— Reading text —
▬▬▬▬▬▬
DETAILED DESCRIPTION

[0025] As discussed above, it would be helpful to avoid electron build-up on an inside of the x-ray tube, such as on sides of an electrically-insulative cylinder. The invention is directed to various x-ray tubes, and methods of making x-ray tubes, that solve this problem.

[0026] X-ray tubes 10 and 20, with reduced electron-backscatter, are illustrated in FIGS. 1 & 2. X-ray tubes 10 and 20 can include a cathode 11 and an anode 12 electrically insulated from one another. The cathode 11 and the anode 12 can be electrically insulated from each other by an electrically-insulative cylinder 15. The electrically-insulative cylinder 15 can be made of glass or ceramic. The cylinder 15, cathode 11 and anode 12 can be hermetically sealed and can form an evacuated chamber.
▬▬▬▬▬▬
— Extracted records —
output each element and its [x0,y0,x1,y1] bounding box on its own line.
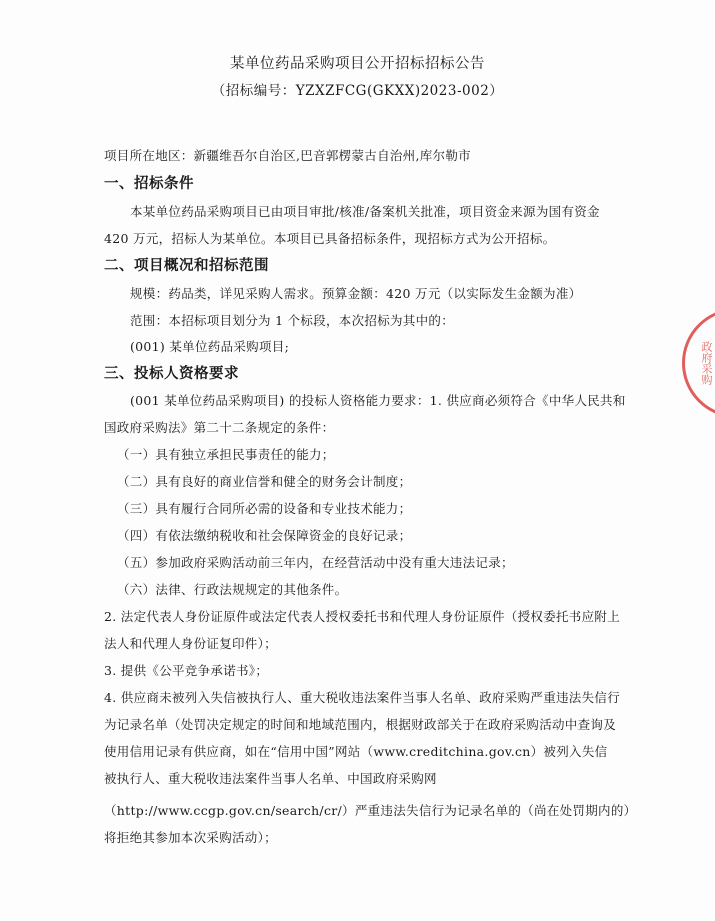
section-3-paragraph-line-2: 国政府采购法》第二十二条规定的条件： [104,420,335,435]
section-2-scale: 规模：药品类，详见采购人需求。预算金额：420 万元（以实际发生金额为准） [130,286,582,301]
requirement-4-line-5: （http://www.ccgp.gov.cn/search/cr/）严重违法失信行为记录名单的（尚在处罚期内的） [104,803,637,818]
condition-2: （二）具有良好的商业信誉和健全的财务会计制度； [117,474,412,489]
condition-4: （四）有依法缴纳税收和社会保障资金的良好记录； [117,528,412,543]
condition-1: （一）具有独立承担民事责任的能力； [117,447,335,462]
section-1-paragraph-line-2: 420 万元，招标人为某单位。本项目已具备招标条件，现招标方式为公开招标。 [104,231,556,246]
section-1-paragraph-line-1: 本某单位药品采购项目已由项目审批/核准/备案机关批准，项目资金来源为国有资金 [130,204,600,219]
requirement-4-line-6: 将拒绝其参加本次采购活动）； [104,830,277,845]
document-title: 某单位药品采购项目公开招标招标公告 [230,56,485,72]
requirement-4-line-1: 4. 供应商未被列入失信被执行人、重大税收违法案件当事人名单、政府采购严重违法失信行 [104,690,621,705]
requirement-4-line-4: 被执行人、重大税收违法案件当事人名单、中国政府采购网 [104,771,437,786]
section-2-lot: (001) 某单位药品采购项目; [130,339,290,354]
official-seal [682,308,715,418]
section-2-heading: 二、项目概况和招标范围 [104,258,269,274]
requirement-2-line-1: 2. 法定代表人身份证原件或法定代表人授权委托书和代理人身份证原件（授权委托书应附上 [104,609,621,624]
section-2-scope: 范围：本招标项目划分为 1 个标段，本次招标为其中的： [130,313,455,328]
requirement-4-line-2: 为记录名单（处罚决定规定的时间和地域范围内，根据财政部关于在政府采购活动中查询及 [104,717,617,732]
condition-6: （六）法律、行政法规规定的其他条件。 [117,582,348,597]
requirement-2-line-2: 法人和代理人身份证复印件）； [104,636,277,651]
section-3-heading: 三、投标人资格要求 [104,366,239,382]
requirement-4-line-3: 使用信用记录有供应商，如在“信用中国”网站（www.creditchina.gov.cn）被列入失信 [104,744,608,759]
seal-text: 政府采购 [700,341,713,385]
project-region: 项目所在地区：新疆维吾尔自治区,巴音郭楞蒙古自治州,库尔勒市 [104,148,471,163]
condition-3: （三）具有履行合同所必需的设备和专业技术能力； [117,501,412,516]
requirement-3: 3. 提供《公平竞争承诺书》； [104,663,269,678]
section-3-paragraph-line-1: (001 某单位药品采购项目) 的投标人资格能力要求：1. 供应商必须符合《中华人民共和 [130,393,626,408]
section-1-heading: 一、招标条件 [104,176,194,192]
tender-number: （招标编号：YZXZFCG(GKXX)2023-002） [211,83,504,99]
condition-5: （五）参加政府采购活动前三年内，在经营活动中没有重大违法记录； [117,555,514,570]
▬▬▬▬▬▬
— Requirement —
Can you print the x-ray tube description starting with "[0026] X-ray tubes" and going on through "an evacuated chamber."? The rows have no connection to the x-ray tube description.

— Exercise answer —
[0026] X-ray tubes 10 and 20, with reduced electron-backscatter, are illustrated in FIGS. 1 & 2. X-ray tubes 10 and 20 can include a cathode 11 and an anode 12 electrically insulated from one another. The cathode 11 and the anode 12 can be electrically insulated from each other by an electrically-insulative cylinder 15. The electrically-insulative cylinder 15 can be made of glass or ceramic. The cylinder 15, cathode 11 and anode 12 can be hermetically sealed and can form an evacuated chamber.